• **TASKS TO PERFORM**
A. In the mailing list post, which routine from the semispace example is suggested for copying?
B. Copy word for word the stretch of the mailing list post from "[LLVMdev] getting started" through "the time being.".

(Beginning of READING TEXT)

[LLVMdev] getting started with IR needing GC

Lane Schwartz dowobeha at gmail.com
Mon Apr 28 11:28:21 PDT 2008


On Sun, Apr 27, 2008 at 9:34 PM, Gordon Henriksen
<gordonhenriksen at mac.com> wrote:
>  As for the compiler plugin interface, I suggest you ignore it
>  initially and use the provided shadow-stack option for the time being.
>  The shadow stack generates significantly suboptimal code, but will let
>  you avoid writing some platform-specific code. Instead, simply copy
>  the llvm_cg_walk_gcroots routine from the semispace example. Call it
>  from your collection routine in order to visit each gcroot on the
>  runtime stack.
>
>  The shadow stack lets you find roots by automatically emitting a
>  function prologue and an epilogue to push and pop gcroot entries on a
>  stack as the program runs. This avoids the need to traverse the native
>  call stack. If your language becomes sufficiently performance
>  sensitive, you can later investigate implementing a custom Collector
>  plugin.

OK. This is helpful in trying to understand what the Collector plugin is.

So is it correct then that the Collector plugin is the GC's view into
the backend? In other words, most garbage collectors have to have some
knowledge of how the runtime stack is actually laid out. ShadowStack
skirts around this issue by maintaining a "shadow" stack, so when the
GC needs info about the runtime stack, ShadowStack instead provides
info about the "shadow" stack. But most collector plugins would
instead have to know about the actual layout of the runtime stack. Is
that right?

If so, then a Collector plugin would need to have info about every
supported backend lays out the runtime stack?

(End of READING TEXT)
(Beginning of GIVEN DATA)

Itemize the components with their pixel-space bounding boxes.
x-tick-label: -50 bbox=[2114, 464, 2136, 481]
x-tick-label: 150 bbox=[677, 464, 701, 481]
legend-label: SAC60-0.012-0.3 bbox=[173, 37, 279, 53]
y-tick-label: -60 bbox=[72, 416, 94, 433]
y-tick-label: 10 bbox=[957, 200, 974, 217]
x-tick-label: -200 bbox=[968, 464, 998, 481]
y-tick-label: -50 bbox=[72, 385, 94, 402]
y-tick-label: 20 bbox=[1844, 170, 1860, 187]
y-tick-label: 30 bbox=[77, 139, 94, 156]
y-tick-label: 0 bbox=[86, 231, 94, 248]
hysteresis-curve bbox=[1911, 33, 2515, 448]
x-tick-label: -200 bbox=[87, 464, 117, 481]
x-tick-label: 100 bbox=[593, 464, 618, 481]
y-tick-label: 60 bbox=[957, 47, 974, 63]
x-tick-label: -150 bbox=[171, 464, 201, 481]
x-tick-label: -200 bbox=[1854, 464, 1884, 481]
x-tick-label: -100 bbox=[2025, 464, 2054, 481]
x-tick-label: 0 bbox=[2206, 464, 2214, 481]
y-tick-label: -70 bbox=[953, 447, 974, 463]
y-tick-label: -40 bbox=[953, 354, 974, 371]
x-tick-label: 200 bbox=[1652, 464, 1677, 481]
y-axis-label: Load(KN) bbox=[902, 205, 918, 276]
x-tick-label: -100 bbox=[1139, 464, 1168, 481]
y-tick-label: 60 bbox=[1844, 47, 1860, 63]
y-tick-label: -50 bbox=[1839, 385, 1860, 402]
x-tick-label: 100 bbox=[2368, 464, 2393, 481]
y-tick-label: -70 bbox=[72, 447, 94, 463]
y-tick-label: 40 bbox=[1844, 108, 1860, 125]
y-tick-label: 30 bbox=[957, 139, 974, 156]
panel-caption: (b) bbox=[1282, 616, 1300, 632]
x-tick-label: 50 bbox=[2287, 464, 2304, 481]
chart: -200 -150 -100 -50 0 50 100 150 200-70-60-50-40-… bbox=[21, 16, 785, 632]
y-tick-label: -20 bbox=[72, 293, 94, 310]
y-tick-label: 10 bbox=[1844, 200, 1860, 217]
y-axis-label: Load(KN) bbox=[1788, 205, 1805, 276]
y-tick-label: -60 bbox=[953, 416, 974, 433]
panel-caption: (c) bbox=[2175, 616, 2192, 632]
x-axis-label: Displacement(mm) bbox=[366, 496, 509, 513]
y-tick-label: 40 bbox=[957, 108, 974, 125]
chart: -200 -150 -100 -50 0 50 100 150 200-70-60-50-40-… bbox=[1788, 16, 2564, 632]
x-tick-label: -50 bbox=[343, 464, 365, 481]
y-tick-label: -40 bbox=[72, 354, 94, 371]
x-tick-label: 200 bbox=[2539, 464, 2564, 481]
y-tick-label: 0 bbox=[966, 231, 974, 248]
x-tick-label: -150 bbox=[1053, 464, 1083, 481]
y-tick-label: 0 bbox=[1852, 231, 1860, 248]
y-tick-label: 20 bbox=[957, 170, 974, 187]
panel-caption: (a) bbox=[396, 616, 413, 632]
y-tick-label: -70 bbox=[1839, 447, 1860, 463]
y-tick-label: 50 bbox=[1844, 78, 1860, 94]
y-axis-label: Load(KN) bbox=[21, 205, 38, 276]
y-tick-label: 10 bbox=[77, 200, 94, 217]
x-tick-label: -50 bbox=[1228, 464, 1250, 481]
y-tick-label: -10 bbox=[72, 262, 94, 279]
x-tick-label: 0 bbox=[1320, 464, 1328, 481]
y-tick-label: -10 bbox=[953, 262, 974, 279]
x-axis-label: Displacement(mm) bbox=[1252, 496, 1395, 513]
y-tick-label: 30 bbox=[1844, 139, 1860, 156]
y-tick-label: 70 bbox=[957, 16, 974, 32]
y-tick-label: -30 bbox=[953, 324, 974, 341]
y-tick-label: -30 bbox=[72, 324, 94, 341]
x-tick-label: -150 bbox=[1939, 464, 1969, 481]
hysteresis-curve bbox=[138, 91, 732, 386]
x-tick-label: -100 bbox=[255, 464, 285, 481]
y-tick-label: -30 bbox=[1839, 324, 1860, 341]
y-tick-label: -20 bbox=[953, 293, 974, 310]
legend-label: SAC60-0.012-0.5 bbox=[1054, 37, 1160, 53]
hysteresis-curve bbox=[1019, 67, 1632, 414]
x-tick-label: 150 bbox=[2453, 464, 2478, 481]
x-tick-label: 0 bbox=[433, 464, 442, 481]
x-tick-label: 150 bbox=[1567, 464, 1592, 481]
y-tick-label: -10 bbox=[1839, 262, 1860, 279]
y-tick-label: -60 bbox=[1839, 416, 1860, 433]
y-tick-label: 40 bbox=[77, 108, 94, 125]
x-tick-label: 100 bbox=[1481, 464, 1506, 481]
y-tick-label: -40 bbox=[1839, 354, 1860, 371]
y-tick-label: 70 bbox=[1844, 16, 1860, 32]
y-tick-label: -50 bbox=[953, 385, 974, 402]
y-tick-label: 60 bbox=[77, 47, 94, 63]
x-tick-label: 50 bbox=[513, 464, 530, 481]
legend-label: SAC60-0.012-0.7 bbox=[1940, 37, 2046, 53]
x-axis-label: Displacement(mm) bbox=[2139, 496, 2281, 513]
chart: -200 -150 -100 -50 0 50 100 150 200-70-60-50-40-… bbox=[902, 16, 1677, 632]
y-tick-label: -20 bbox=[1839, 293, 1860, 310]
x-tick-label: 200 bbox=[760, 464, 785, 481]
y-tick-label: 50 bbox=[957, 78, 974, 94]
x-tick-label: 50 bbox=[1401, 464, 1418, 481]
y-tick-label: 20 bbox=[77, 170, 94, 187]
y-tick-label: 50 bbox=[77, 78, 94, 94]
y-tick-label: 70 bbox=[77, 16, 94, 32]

(End of GIVEN DATA)

• **ANSWERS PROVIDED**
A. The llvm_cg_walk_gcroots routine.

B.
[LLVMdev] getting started with IR needing GC

Lane Schwartz dowobeha at gmail.com
Mon Apr 28 11:28:21 PDT 2008


On Sun, Apr 27, 2008 at 9:34 PM, Gordon Henriksen
<gordonhenriksen at mac.com> wrote:
>  As for the compiler plugin interface, I suggest you ignore it
>  initially and use the provided shadow-stack option for the time being.